Exercise: Copy every line, leaving nothing out and adding nothing.
------ Records provided
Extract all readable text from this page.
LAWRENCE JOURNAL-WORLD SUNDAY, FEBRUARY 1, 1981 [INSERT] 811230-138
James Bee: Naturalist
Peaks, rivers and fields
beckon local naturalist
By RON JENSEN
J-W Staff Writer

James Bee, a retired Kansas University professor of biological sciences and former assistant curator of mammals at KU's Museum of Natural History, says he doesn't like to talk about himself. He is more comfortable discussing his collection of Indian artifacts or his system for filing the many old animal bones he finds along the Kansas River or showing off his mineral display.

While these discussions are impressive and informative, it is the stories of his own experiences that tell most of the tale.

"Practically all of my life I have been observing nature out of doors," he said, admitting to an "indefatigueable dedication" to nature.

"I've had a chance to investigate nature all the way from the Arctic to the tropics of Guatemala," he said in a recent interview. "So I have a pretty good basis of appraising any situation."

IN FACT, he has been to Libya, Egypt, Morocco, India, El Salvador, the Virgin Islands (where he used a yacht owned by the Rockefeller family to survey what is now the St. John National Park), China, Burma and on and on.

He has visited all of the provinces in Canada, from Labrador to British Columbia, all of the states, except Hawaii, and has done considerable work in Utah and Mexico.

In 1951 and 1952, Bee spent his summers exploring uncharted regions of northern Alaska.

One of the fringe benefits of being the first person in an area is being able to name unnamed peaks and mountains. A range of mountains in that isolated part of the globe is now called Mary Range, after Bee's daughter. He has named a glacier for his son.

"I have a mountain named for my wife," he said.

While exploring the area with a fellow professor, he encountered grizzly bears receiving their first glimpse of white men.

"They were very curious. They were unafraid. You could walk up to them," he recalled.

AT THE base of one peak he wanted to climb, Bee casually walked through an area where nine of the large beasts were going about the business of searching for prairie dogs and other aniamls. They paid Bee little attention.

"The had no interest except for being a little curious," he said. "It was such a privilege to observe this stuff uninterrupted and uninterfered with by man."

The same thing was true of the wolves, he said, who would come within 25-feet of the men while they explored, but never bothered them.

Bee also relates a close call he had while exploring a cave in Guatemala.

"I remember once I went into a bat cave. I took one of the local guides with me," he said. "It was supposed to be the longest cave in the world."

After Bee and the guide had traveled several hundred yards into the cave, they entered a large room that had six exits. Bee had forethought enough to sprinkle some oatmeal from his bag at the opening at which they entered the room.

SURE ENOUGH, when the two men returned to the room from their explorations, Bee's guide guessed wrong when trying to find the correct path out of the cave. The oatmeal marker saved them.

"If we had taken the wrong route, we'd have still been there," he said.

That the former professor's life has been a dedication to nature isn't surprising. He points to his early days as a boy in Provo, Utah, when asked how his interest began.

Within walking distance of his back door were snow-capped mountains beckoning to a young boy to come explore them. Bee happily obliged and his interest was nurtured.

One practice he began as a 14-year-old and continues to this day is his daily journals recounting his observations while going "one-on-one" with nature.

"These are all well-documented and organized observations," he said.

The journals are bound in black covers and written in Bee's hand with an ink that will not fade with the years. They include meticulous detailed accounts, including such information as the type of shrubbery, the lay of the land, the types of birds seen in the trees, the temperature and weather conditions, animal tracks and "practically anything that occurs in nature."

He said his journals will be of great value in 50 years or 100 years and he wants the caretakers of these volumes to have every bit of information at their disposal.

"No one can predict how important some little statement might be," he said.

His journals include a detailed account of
------------
Correct answer:
Extract all readable text from this page.
LAWRENCE JOURNAL-WORLD SUNDAY, FEBRUARY 1, 1981 [INSERT] 811230-138
James Bee: Naturalist
Peaks, rivers and fields
beckon local naturalist
By RON JENSEN
J-W Staff Writer

James Bee, a retired Kansas University professor of biological sciences and former assistant curator of mammals at KU's Museum of Natural History, says he doesn't like to talk about himself. He is more comfortable discussing his collection of Indian artifacts or his system for filing the many old animal bones he finds along the Kansas River or showing off his mineral display.

While these discussions are impressive and informative, it is the stories of his own experiences that tell most of the tale.

"Practically all of my life I have been observing nature out of doors," he said, admitting to an "indefatigueable dedication" to nature.

"I've had a chance to investigate nature all the way from the Arctic to the tropics of Guatemala," he said in a recent interview. "So I have a pretty good basis of appraising any situation."

IN FACT, he has been to Libya, Egypt, Morocco, India, El Salvador, the Virgin Islands (where he used a yacht owned by the Rockefeller family to survey what is now the St. John National Park), China, Burma and on and on.

He has visited all of the provinces in Canada, from Labrador to British Columbia, all of the states, except Hawaii, and has done considerable work in Utah and Mexico.

In 1951 and 1952, Bee spent his summers exploring uncharted regions of northern Alaska.

One of the fringe benefits of being the first person in an area is being able to name unnamed peaks and mountains. A range of mountains in that isolated part of the globe is now called Mary Range, after Bee's daughter. He has named a glacier for his son.

"I have a mountain named for my wife," he said.

While exploring the area with a fellow professor, he encountered grizzly bears receiving their first glimpse of white men.

"They were very curious. They were unafraid. You could walk up to them," he recalled.

AT THE base of one peak he wanted to climb, Bee casually walked through an area where nine of the large beasts were going about the business of searching for prairie dogs and other aniamls. They paid Bee little attention.

"The had no interest except for being a little curious," he said. "It was such a privilege to observe this stuff uninterrupted and uninterfered with by man."

The same thing was true of the wolves, he said, who would come within 25-feet of the men while they explored, but never bothered them.

Bee also relates a close call he had while exploring a cave in Guatemala.

"I remember once I went into a bat cave. I took one of the local guides with me," he said. "It was supposed to be the longest cave in the world."

After Bee and the guide had traveled several hundred yards into the cave, they entered a large room that had six exits. Bee had forethought enough to sprinkle some oatmeal from his bag at the opening at which they entered the room.

SURE ENOUGH, when the two men returned to the room from their explorations, Bee's guide guessed wrong when trying to find the correct path out of the cave. The oatmeal marker saved them.

"If we had taken the wrong route, we'd have still been there," he said.

That the former professor's life has been a dedication to nature isn't surprising. He points to his early days as a boy in Provo, Utah, when asked how his interest began.

Within walking distance of his back door were snow-capped mountains beckoning to a young boy to come explore them. Bee happily obliged and his interest was nurtured.

One practice he began as a 14-year-old and continues to this day is his daily journals recounting his observations while going "one-on-one" with nature.

"These are all well-documented and organized observations," he said.

The journals are bound in black covers and written in Bee's hand with an ink that will not fade with the years. They include meticulous detailed accounts, including such information as the type of shrubbery, the lay of the land, the types of birds seen in the trees, the temperature and weather conditions, animal tracks and "practically anything that occurs in nature."

He said his journals will be of great value in 50 years or 100 years and he wants the caretakers of these volumes to have every bit of information at their disposal.

"No one can predict how important some little statement might be," he said.

His journals include a detailed account of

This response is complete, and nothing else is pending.